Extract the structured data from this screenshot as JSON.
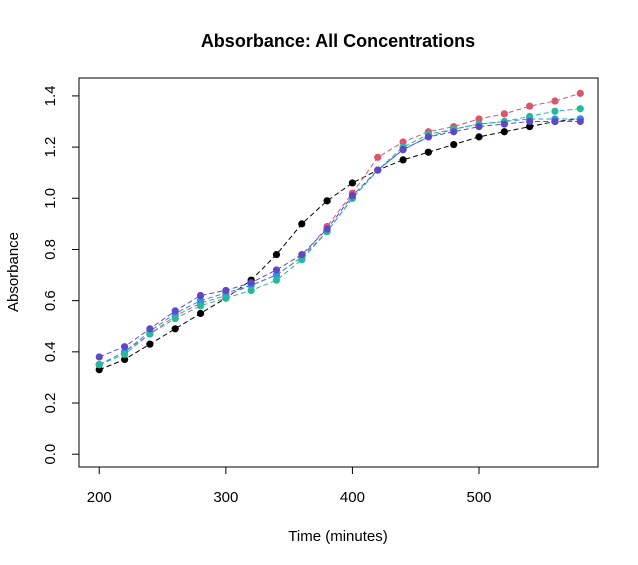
{
  "chart_data": {
    "type": "line",
    "title": "Absorbance: All Concentrations",
    "xlabel": "Time (minutes)",
    "ylabel": "Absorbance",
    "xlim": [
      184,
      594
    ],
    "ylim": [
      -0.05,
      1.47
    ],
    "xticks": [
      200,
      300,
      400,
      500
    ],
    "yticks": [
      0.0,
      0.2,
      0.4,
      0.6,
      0.8,
      1.0,
      1.2,
      1.4
    ],
    "xtick_labels": [
      "200",
      "300",
      "400",
      "500"
    ],
    "ytick_labels": [
      "0.0",
      "0.2",
      "0.4",
      "0.6",
      "0.8",
      "1.0",
      "1.2",
      "1.4"
    ],
    "grid": false,
    "x": [
      200,
      220,
      240,
      260,
      280,
      300,
      320,
      340,
      360,
      380,
      400,
      420,
      440,
      460,
      480,
      500,
      520,
      540,
      560,
      580
    ],
    "series": [
      {
        "color": "#000000",
        "line_style": "dashed",
        "values": [
          0.33,
          0.37,
          0.43,
          0.49,
          0.55,
          0.61,
          0.68,
          0.78,
          0.9,
          0.99,
          1.06,
          1.11,
          1.15,
          1.18,
          1.21,
          1.24,
          1.26,
          1.28,
          1.3,
          1.31
        ]
      },
      {
        "color": "#df536b",
        "line_style": "dashed",
        "values": [
          0.35,
          0.4,
          0.47,
          0.54,
          0.59,
          0.62,
          0.66,
          0.7,
          0.77,
          0.89,
          1.02,
          1.16,
          1.22,
          1.26,
          1.28,
          1.31,
          1.33,
          1.36,
          1.38,
          1.41
        ]
      },
      {
        "color": "#2297e6",
        "line_style": "dashed",
        "values": [
          0.35,
          0.4,
          0.48,
          0.55,
          0.6,
          0.63,
          0.66,
          0.7,
          0.77,
          0.87,
          1.0,
          1.11,
          1.19,
          1.24,
          1.27,
          1.29,
          1.3,
          1.31,
          1.31,
          1.31
        ]
      },
      {
        "color": "#28b89b",
        "line_style": "dashed",
        "values": [
          0.35,
          0.39,
          0.47,
          0.53,
          0.58,
          0.61,
          0.64,
          0.68,
          0.76,
          0.87,
          1.0,
          1.11,
          1.2,
          1.25,
          1.27,
          1.29,
          1.3,
          1.32,
          1.34,
          1.35
        ]
      },
      {
        "color": "#6247c4",
        "line_style": "dashed",
        "values": [
          0.38,
          0.42,
          0.49,
          0.56,
          0.62,
          0.64,
          0.67,
          0.72,
          0.78,
          0.88,
          1.01,
          1.11,
          1.19,
          1.24,
          1.26,
          1.28,
          1.29,
          1.3,
          1.3,
          1.3
        ]
      }
    ]
  }
}
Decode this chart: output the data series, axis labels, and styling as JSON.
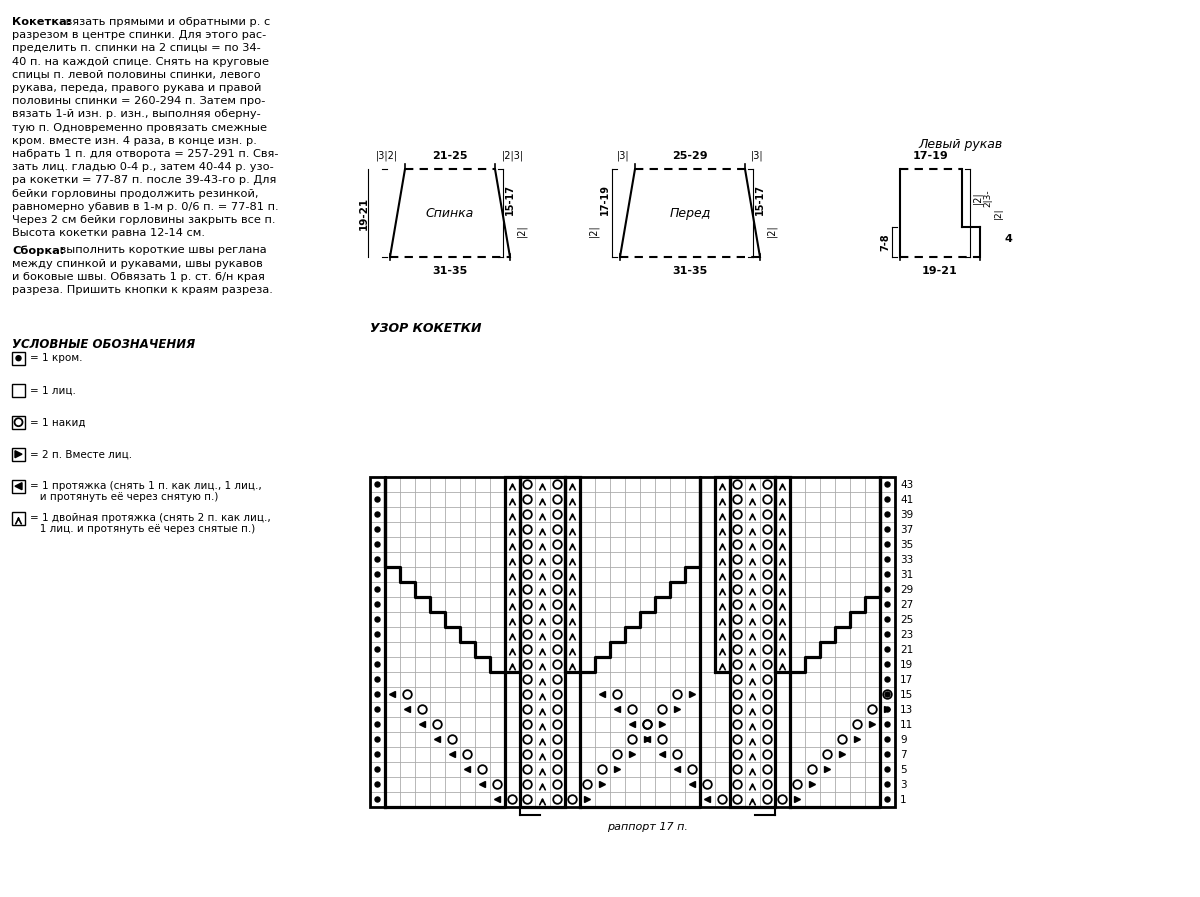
{
  "bg": "#ffffff",
  "text_kokетка_bold": "Кокетка:",
  "text_kokетка_body": " вязать прямыми и обратными р. с\nразрезом в центре спинки. Для этого рас-\nпределить п. спинки на 2 спицы = по 34-\n40 п. на каждой спице. Снять на круговые\nспицы п. левой половины спинки, левого\nрукава, переда, правого рукава и правой\nполовины спинки = 260-294 п. Затем про-\nвязать 1-й изн. р. изн., выполняя оберну-\nтую п. Одновременно провязать смежные\nкром. вместе изн. 4 раза, в конце изн. р.\nнабрать 1 п. для отворота = 257-291 п. Свя-\nзать лиц. гладью 0-4 р., затем 40-44 р. узо-\nра кокетки = 77-87 п. после 39-43-го р. Для\nбейки горловины продолжить резинкой,\nравномерно убавив в 1-м р. 0/6 п. = 77-81 п.\nЧерез 2 см бейки горловины закрыть все п.\nВысота кокетки равна 12-14 см.",
  "text_сборка_bold": "Сборка:",
  "text_сборка_body": " выполнить короткие швы реглана\nмежду спинкой и рукавами, швы рукавов\nи боковые швы. Обвязать 1 р. ст. б/н края\nразреза. Пришить кнопки к краям разреза.",
  "legend_title": "УСЛОВНЫЕ ОБОЗНАЧЕНИЯ",
  "legend": [
    "= 1 кром.",
    "= 1 лиц.",
    "= 1 накид",
    "= 2 п. Вместе лиц.",
    "= 1 протяжка (снять 1 п. как лиц., 1 лиц.,\n   и протянуть её через снятую п.)",
    "= 1 двойная протяжка (снять 2 п. как лиц.,\n   1 лиц. и протянуть её через снятые п.)"
  ],
  "pattern_title": "УЗОР КОКЕТКИ",
  "rapport_text": "раппорт 17 п.",
  "row_labels": [
    1,
    3,
    5,
    7,
    9,
    11,
    13,
    15,
    17,
    19,
    21,
    23,
    25,
    27,
    29,
    31,
    33,
    35,
    37,
    39,
    41,
    43
  ],
  "spinка_label": "Спинка",
  "pered_label": "Перед",
  "rukav_label": "Левый рукав"
}
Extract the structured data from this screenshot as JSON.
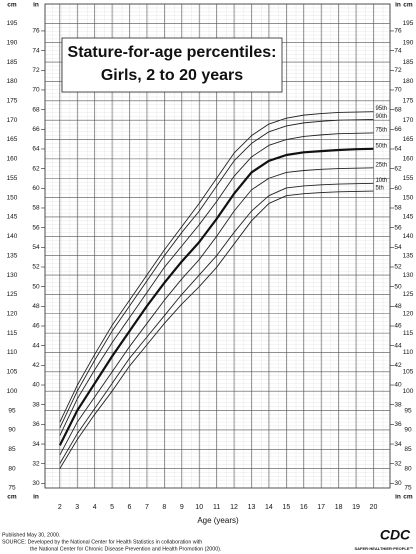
{
  "chart_data": {
    "type": "line",
    "title": "Stature-for-age percentiles:",
    "subtitle": "Girls, 2 to 20 years",
    "x_label": "Age (years)",
    "y_unit": "cm",
    "y2_unit": "in",
    "xlim": [
      1.15,
      20.95
    ],
    "xticks": [
      2,
      3,
      4,
      5,
      6,
      7,
      8,
      9,
      10,
      11,
      12,
      13,
      14,
      15,
      16,
      17,
      18,
      19,
      20
    ],
    "ylim": [
      75,
      200
    ],
    "yticks": [
      75,
      80,
      85,
      90,
      95,
      100,
      105,
      110,
      115,
      120,
      125,
      130,
      135,
      140,
      145,
      150,
      155,
      160,
      165,
      170,
      175,
      180,
      185,
      190,
      195
    ],
    "y2lim": [
      29.53,
      78.74
    ],
    "y2ticks": [
      30,
      32,
      34,
      36,
      38,
      40,
      42,
      44,
      46,
      48,
      50,
      52,
      54,
      56,
      58,
      60,
      62,
      64,
      66,
      68,
      70,
      72,
      74,
      76
    ],
    "grid": true,
    "x": [
      2,
      3,
      4,
      5,
      6,
      7,
      8,
      9,
      10,
      11,
      12,
      13,
      14,
      15,
      16,
      17,
      18,
      19,
      20
    ],
    "series": [
      {
        "name": "95th",
        "color": "#222222",
        "values": [
          92,
          101.5,
          109.5,
          117,
          123.5,
          130,
          136.5,
          142.5,
          148.5,
          155,
          161.5,
          166,
          169,
          170.5,
          171.3,
          171.7,
          172,
          172.1,
          172.2
        ]
      },
      {
        "name": "90th",
        "color": "#222222",
        "values": [
          90.5,
          100,
          108,
          115.5,
          122,
          128.5,
          135,
          141,
          146.5,
          153,
          159.5,
          164,
          167,
          168.5,
          169.3,
          169.7,
          170,
          170.1,
          170.2
        ]
      },
      {
        "name": "75th",
        "color": "#222222",
        "values": [
          88.5,
          98,
          105.5,
          112.5,
          119,
          125.5,
          132,
          137.5,
          143,
          149,
          155.5,
          160.5,
          163.5,
          165,
          165.8,
          166.2,
          166.5,
          166.6,
          166.7
        ]
      },
      {
        "name": "50th",
        "color": "#111111",
        "bold": true,
        "values": [
          86,
          95,
          102,
          109,
          115.5,
          122,
          128,
          133.5,
          138.5,
          144.5,
          151,
          156.5,
          159.5,
          161,
          161.7,
          162,
          162.3,
          162.5,
          162.6
        ]
      },
      {
        "name": "25th",
        "color": "#222222",
        "values": [
          83.5,
          92,
          98.5,
          105,
          111.5,
          117.5,
          123.5,
          129,
          134,
          140,
          146.5,
          152,
          155,
          156.5,
          157,
          157.3,
          157.5,
          157.6,
          157.7
        ]
      },
      {
        "name": "10th",
        "color": "#222222",
        "values": [
          81.3,
          89,
          95.5,
          102,
          108.5,
          114,
          119.5,
          125,
          130,
          135,
          141,
          146.5,
          150.5,
          152.5,
          153,
          153.3,
          153.5,
          153.6,
          153.7
        ]
      },
      {
        "name": "5th",
        "color": "#222222",
        "values": [
          80,
          87.5,
          94,
          100,
          106.5,
          112,
          117.5,
          122.5,
          127,
          132,
          138,
          144,
          148.5,
          150.5,
          151,
          151.3,
          151.5,
          151.6,
          151.7
        ]
      }
    ],
    "footer": [
      "Published May 30, 2000.",
      "SOURCE: Developed by the National Center for Health Statistics in collaboration with",
      "the National Center for Chronic Disease Prevention and Health Promotion (2000)."
    ],
    "logo": {
      "text": "CDC",
      "tagline": "SAFER·HEALTHIER·PEOPLE™"
    }
  }
}
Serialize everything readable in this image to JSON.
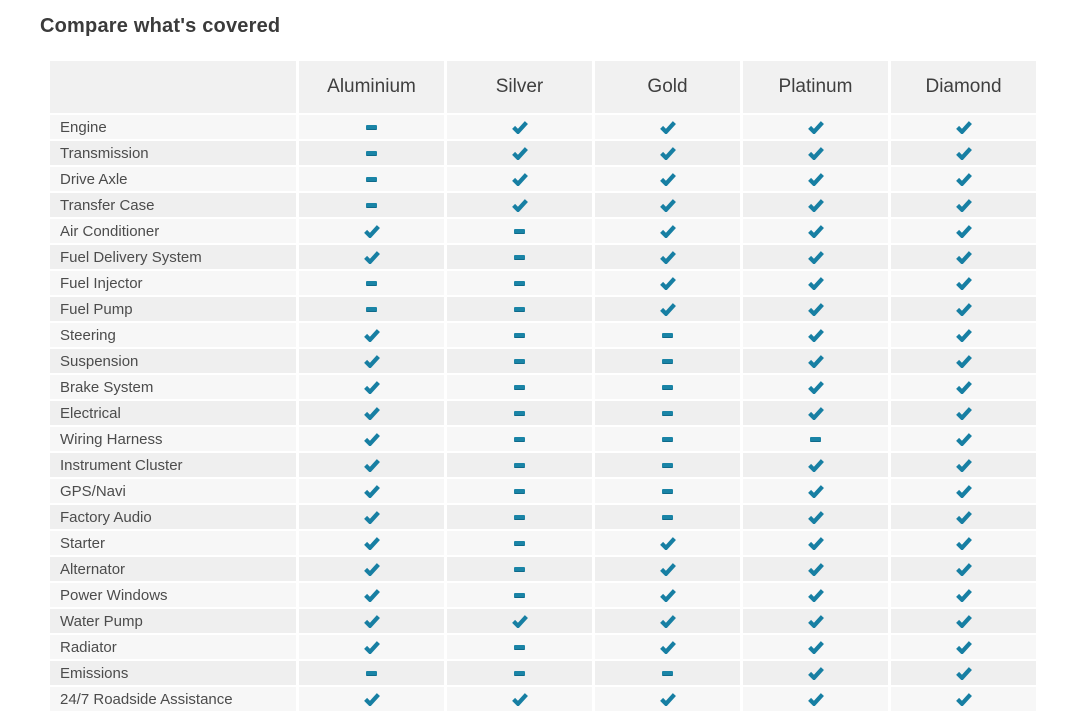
{
  "page": {
    "title": "Compare what's covered"
  },
  "colors": {
    "accent_teal": "#177fa3",
    "header_bg": "#f1f1f1",
    "row_odd_bg": "#f7f7f7",
    "row_even_bg": "#efefef",
    "title_text": "#3b3b3b",
    "header_text": "#3f3f3f",
    "label_text": "#4c4c4c"
  },
  "table": {
    "plans": [
      "Aluminium",
      "Silver",
      "Gold",
      "Platinum",
      "Diamond"
    ],
    "legend": {
      "covered_icon": "check-icon",
      "not_covered_icon": "dash-icon"
    },
    "rows": [
      {
        "feature": "Engine",
        "coverage": [
          false,
          true,
          true,
          true,
          true
        ]
      },
      {
        "feature": "Transmission",
        "coverage": [
          false,
          true,
          true,
          true,
          true
        ]
      },
      {
        "feature": "Drive Axle",
        "coverage": [
          false,
          true,
          true,
          true,
          true
        ]
      },
      {
        "feature": "Transfer Case",
        "coverage": [
          false,
          true,
          true,
          true,
          true
        ]
      },
      {
        "feature": "Air Conditioner",
        "coverage": [
          true,
          false,
          true,
          true,
          true
        ]
      },
      {
        "feature": "Fuel Delivery System",
        "coverage": [
          true,
          false,
          true,
          true,
          true
        ]
      },
      {
        "feature": "Fuel Injector",
        "coverage": [
          false,
          false,
          true,
          true,
          true
        ]
      },
      {
        "feature": "Fuel Pump",
        "coverage": [
          false,
          false,
          true,
          true,
          true
        ]
      },
      {
        "feature": "Steering",
        "coverage": [
          true,
          false,
          false,
          true,
          true
        ]
      },
      {
        "feature": "Suspension",
        "coverage": [
          true,
          false,
          false,
          true,
          true
        ]
      },
      {
        "feature": "Brake System",
        "coverage": [
          true,
          false,
          false,
          true,
          true
        ]
      },
      {
        "feature": "Electrical",
        "coverage": [
          true,
          false,
          false,
          true,
          true
        ]
      },
      {
        "feature": "Wiring Harness",
        "coverage": [
          true,
          false,
          false,
          false,
          true
        ]
      },
      {
        "feature": "Instrument Cluster",
        "coverage": [
          true,
          false,
          false,
          true,
          true
        ]
      },
      {
        "feature": "GPS/Navi",
        "coverage": [
          true,
          false,
          false,
          true,
          true
        ]
      },
      {
        "feature": "Factory Audio",
        "coverage": [
          true,
          false,
          false,
          true,
          true
        ]
      },
      {
        "feature": "Starter",
        "coverage": [
          true,
          false,
          true,
          true,
          true
        ]
      },
      {
        "feature": "Alternator",
        "coverage": [
          true,
          false,
          true,
          true,
          true
        ]
      },
      {
        "feature": "Power Windows",
        "coverage": [
          true,
          false,
          true,
          true,
          true
        ]
      },
      {
        "feature": "Water Pump",
        "coverage": [
          true,
          true,
          true,
          true,
          true
        ]
      },
      {
        "feature": "Radiator",
        "coverage": [
          true,
          false,
          true,
          true,
          true
        ]
      },
      {
        "feature": "Emissions",
        "coverage": [
          false,
          false,
          false,
          true,
          true
        ]
      },
      {
        "feature": "24/7 Roadside Assistance",
        "coverage": [
          true,
          true,
          true,
          true,
          true
        ]
      }
    ]
  }
}
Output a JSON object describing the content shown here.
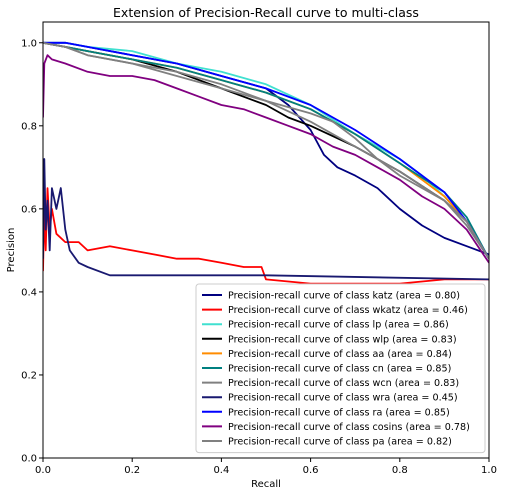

━━━━

- **What is required**: Where does the word "Absorbance" appear in the listing? List each line that holds it.

- **Reply to the task**:
    "title": "Absorbance: All Concentrations",
    "ylabel": "Absorbance",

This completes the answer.